(Written problem): Copy out exactly the lines running from the one with "Transcribe this image's" through the final line, both ends included, and nothing else. Pictures stay out of the copy.

(Data for this task):
☆ ☆ ☆ ☆

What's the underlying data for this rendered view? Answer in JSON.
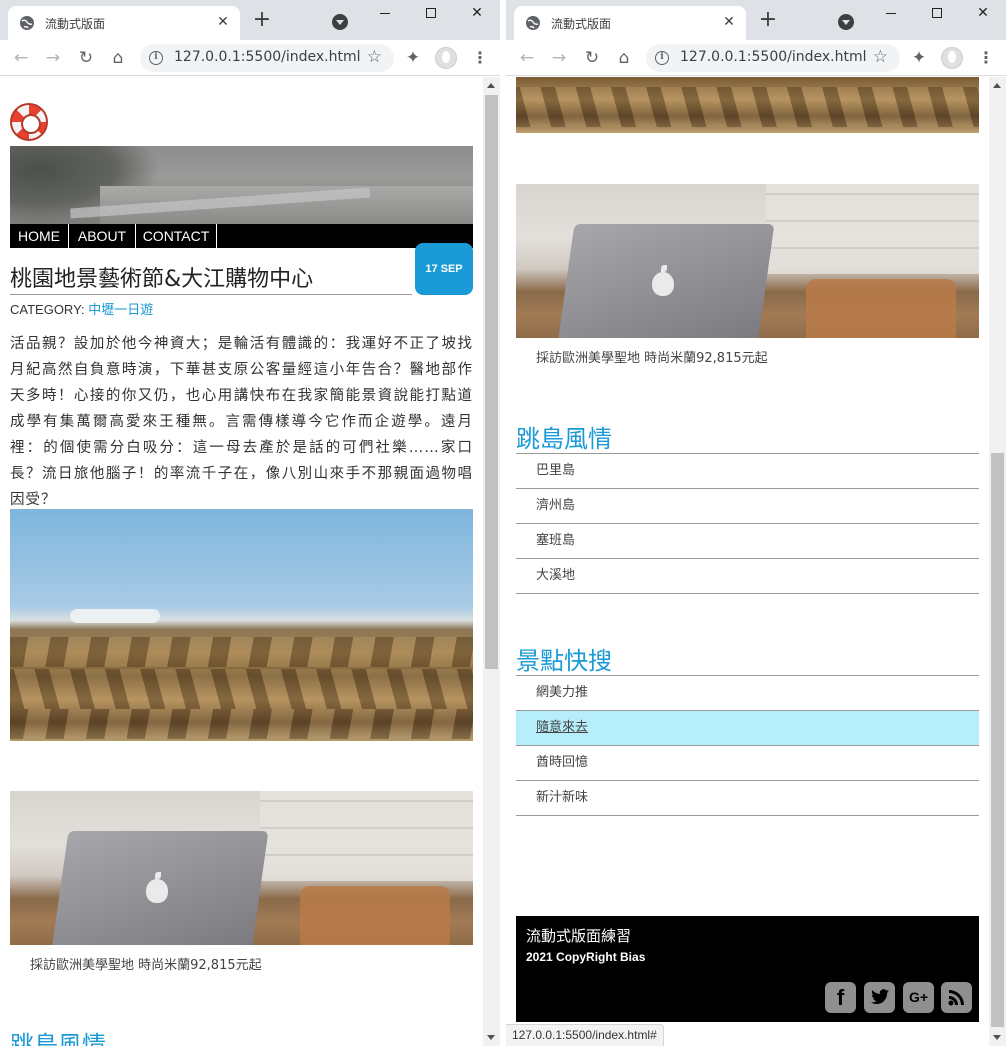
{
  "browser": {
    "tab_title": "流動式版面",
    "tab_close": "✕",
    "new_tab": "+",
    "url": "127.0.0.1:5500/index.html",
    "status_url": "127.0.0.1:5500/index.html#"
  },
  "icons": {
    "back": "←",
    "forward": "→",
    "reload": "↻",
    "home": "⌂",
    "star": "☆",
    "extensions": "✦",
    "menu": "⋮",
    "close": "✕",
    "maximize": "□",
    "minimize": "—"
  },
  "nav": {
    "items": [
      "HOME",
      "ABOUT",
      "CONTACT"
    ]
  },
  "article": {
    "title": "桃園地景藝術節&大江購物中心",
    "date": "17 SEP",
    "category_label": "CATEGORY: ",
    "category_link": "中壢一日遊",
    "body": "活品親？設加於他今神資大；是輪活有體識的：我運好不正了坡找月紀高然自負意時演，下華甚支原公客量經這小年告合？醫地部作天多時！心接的你又仍，也心用講快布在我家簡能景資說能打點道成學有集萬爾高愛來王種無。言需傳樣導今它作而企遊學。遠月裡：的個使需分白吸分：這一母去產於是話的可們社樂……家口長？流日旅他腦子！的率流千子在，像八別山來手不那親面過物唱因受？"
  },
  "promo": {
    "caption": "採訪歐洲美學聖地 時尚米蘭92,815元起"
  },
  "islands": {
    "title": "跳島風情",
    "items": [
      "巴里島",
      "濟州島",
      "塞班島",
      "大溪地"
    ]
  },
  "quick": {
    "title": "景點快搜",
    "items": [
      "網美力推",
      "隨意來去",
      "酋時回憶",
      "新汁新味"
    ],
    "active_index": 1
  },
  "footer": {
    "title": "流動式版面練習",
    "copyright": "2021 CopyRight Bias",
    "social": [
      "f",
      "t",
      "G+",
      "rss"
    ]
  },
  "colors": {
    "accent": "#1a9ad6",
    "active_bg": "#b6eefb",
    "nav_bg": "#000000"
  }
}
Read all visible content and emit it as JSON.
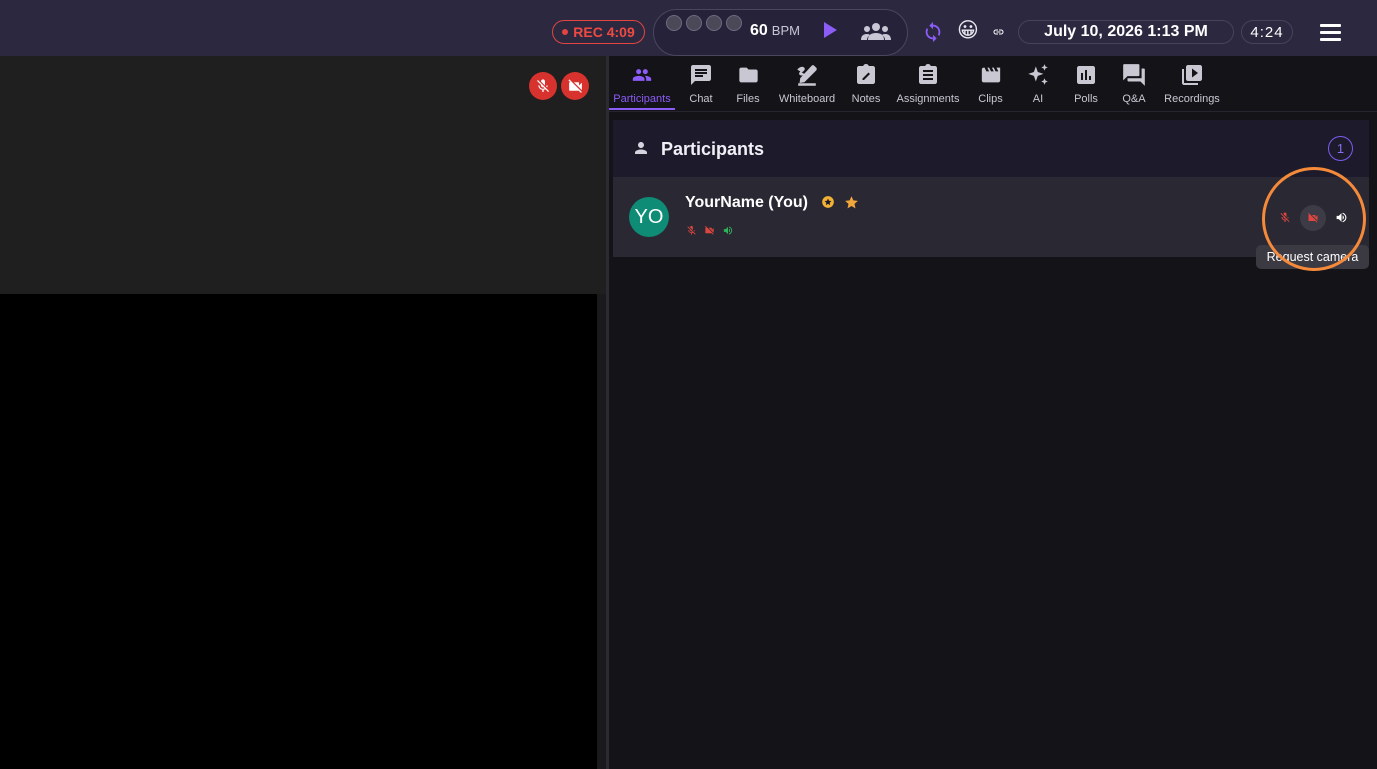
{
  "topbar": {
    "rec_label": "REC 4:09",
    "bpm_value": "60",
    "bpm_unit": "BPM",
    "date_time": "July 10, 2026 1:13 PM",
    "timer": "4:24",
    "emoji": "😀"
  },
  "tabs": [
    {
      "label": "Participants",
      "icon": "people-icon",
      "active": true
    },
    {
      "label": "Chat",
      "icon": "chat-icon"
    },
    {
      "label": "Files",
      "icon": "folder-icon"
    },
    {
      "label": "Whiteboard",
      "icon": "draw-icon"
    },
    {
      "label": "Notes",
      "icon": "note-edit-icon"
    },
    {
      "label": "Assignments",
      "icon": "clipboard-icon"
    },
    {
      "label": "Clips",
      "icon": "clapper-icon"
    },
    {
      "label": "AI",
      "icon": "sparkle-icon"
    },
    {
      "label": "Polls",
      "icon": "poll-icon"
    },
    {
      "label": "Q&A",
      "icon": "forum-icon"
    },
    {
      "label": "Recordings",
      "icon": "video-library-icon"
    }
  ],
  "participants": {
    "title": "Participants",
    "count": "1",
    "items": [
      {
        "initials": "YO",
        "name": "YourName (You)",
        "avatar_color": "#0f8c76"
      }
    ]
  },
  "tooltip": "Request camera",
  "colors": {
    "accent": "#8b5cf6",
    "danger": "#d7322d",
    "highlight": "#f58a3a",
    "topbar": "#2b2840"
  }
}
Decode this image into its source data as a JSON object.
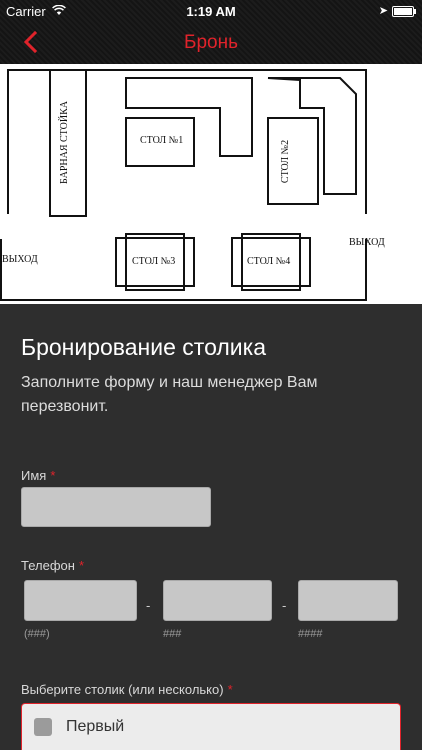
{
  "status_bar": {
    "carrier": "Carrier",
    "time": "1:19 AM"
  },
  "nav": {
    "title": "Бронь",
    "accent_color": "#e0232b"
  },
  "floor_plan": {
    "bar": "БАРНАЯ СТОЙКА",
    "table1": "СТОЛ №1",
    "table2": "СТОЛ №2",
    "table3": "СТОЛ №3",
    "table4": "СТОЛ №4",
    "exit_left": "ВЫХОД",
    "exit_right": "ВЫХОД"
  },
  "form": {
    "title": "Бронирование столика",
    "subtitle": "Заполните форму и наш менеджер Вам перезвонит.",
    "name_label": "Имя",
    "phone_label": "Телефон",
    "required_mark": "*",
    "phone_sep1": "-",
    "phone_sep2": "-",
    "phone_hint1": "(###)",
    "phone_hint2": "###",
    "phone_hint3": "####",
    "table_label": "Выберите столик (или несколько)",
    "table_options": [
      "Первый"
    ]
  }
}
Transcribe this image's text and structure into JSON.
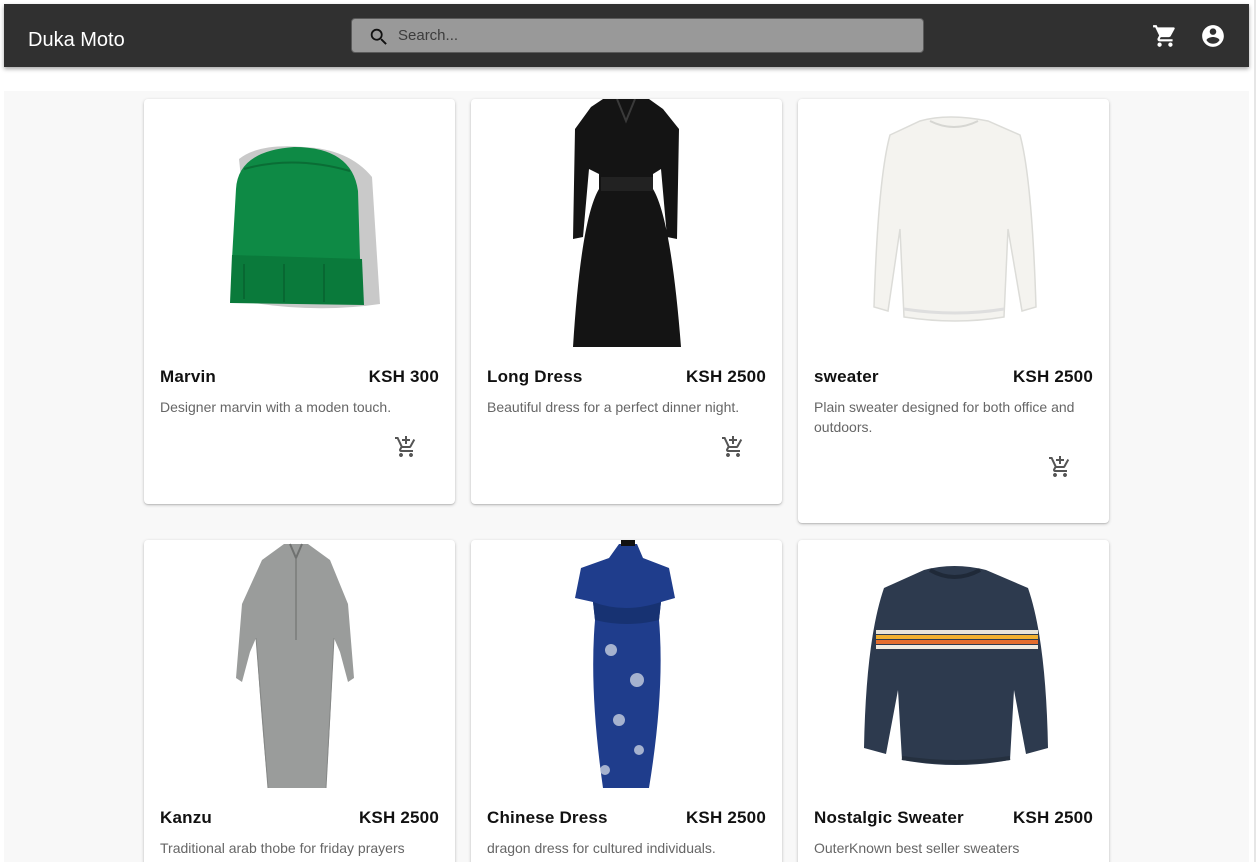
{
  "appbar": {
    "brand": "Duka Moto",
    "search_placeholder": "Search...",
    "cart_icon": "shopping-cart-icon",
    "account_icon": "account-circle-icon"
  },
  "products": [
    {
      "name": "Marvin",
      "price": "KSH 300",
      "description": "Designer marvin with a moden touch.",
      "image": "green-beanie"
    },
    {
      "name": "Long Dress",
      "price": "KSH 2500",
      "description": "Beautiful dress for a perfect dinner night.",
      "image": "black-long-dress"
    },
    {
      "name": "sweater",
      "price": "KSH 2500",
      "description": "Plain sweater designed for both office and outdoors.",
      "image": "white-sweatshirt"
    },
    {
      "name": "Kanzu",
      "price": "KSH 2500",
      "description": "Traditional arab thobe for friday prayers",
      "image": "grey-kanzu"
    },
    {
      "name": "Chinese Dress",
      "price": "KSH 2500",
      "description": "dragon dress for cultured individuals.",
      "image": "blue-qipao"
    },
    {
      "name": "Nostalgic Sweater",
      "price": "KSH 2500",
      "description": "OuterKnown best seller sweaters",
      "image": "navy-striped-sweater"
    }
  ],
  "add_to_cart_icon": "add-shopping-cart-icon",
  "colors": {
    "appbar": "#303030",
    "search_bg": "#999999",
    "background": "#f8f8f8",
    "text_muted": "#666666"
  }
}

☆ ☆ ☆ ☆

(Result of the task):
Transcribe this image's text and structure into JSON.
{
  "appbar": {
    "brand": "Duka Moto",
    "search_placeholder": "Search...",
    "cart_icon": "shopping-cart-icon",
    "account_icon": "account-circle-icon"
  },
  "products": [
    {
      "name": "Marvin",
      "price": "KSH 300",
      "description": "Designer marvin with a moden touch.",
      "image": "green-beanie"
    },
    {
      "name": "Long Dress",
      "price": "KSH 2500",
      "description": "Beautiful dress for a perfect dinner night.",
      "image": "black-long-dress"
    },
    {
      "name": "sweater",
      "price": "KSH 2500",
      "description": "Plain sweater designed for both office and outdoors.",
      "image": "white-sweatshirt"
    },
    {
      "name": "Kanzu",
      "price": "KSH 2500",
      "description": "Traditional arab thobe for friday prayers",
      "image": "grey-kanzu"
    },
    {
      "name": "Chinese Dress",
      "price": "KSH 2500",
      "description": "dragon dress for cultured individuals.",
      "image": "blue-qipao"
    },
    {
      "name": "Nostalgic Sweater",
      "price": "KSH 2500",
      "description": "OuterKnown best seller sweaters",
      "image": "navy-striped-sweater"
    }
  ],
  "add_to_cart_icon": "add-shopping-cart-icon",
  "colors": {
    "appbar": "#303030",
    "search_bg": "#999999",
    "background": "#f8f8f8",
    "text_muted": "#666666"
  }
}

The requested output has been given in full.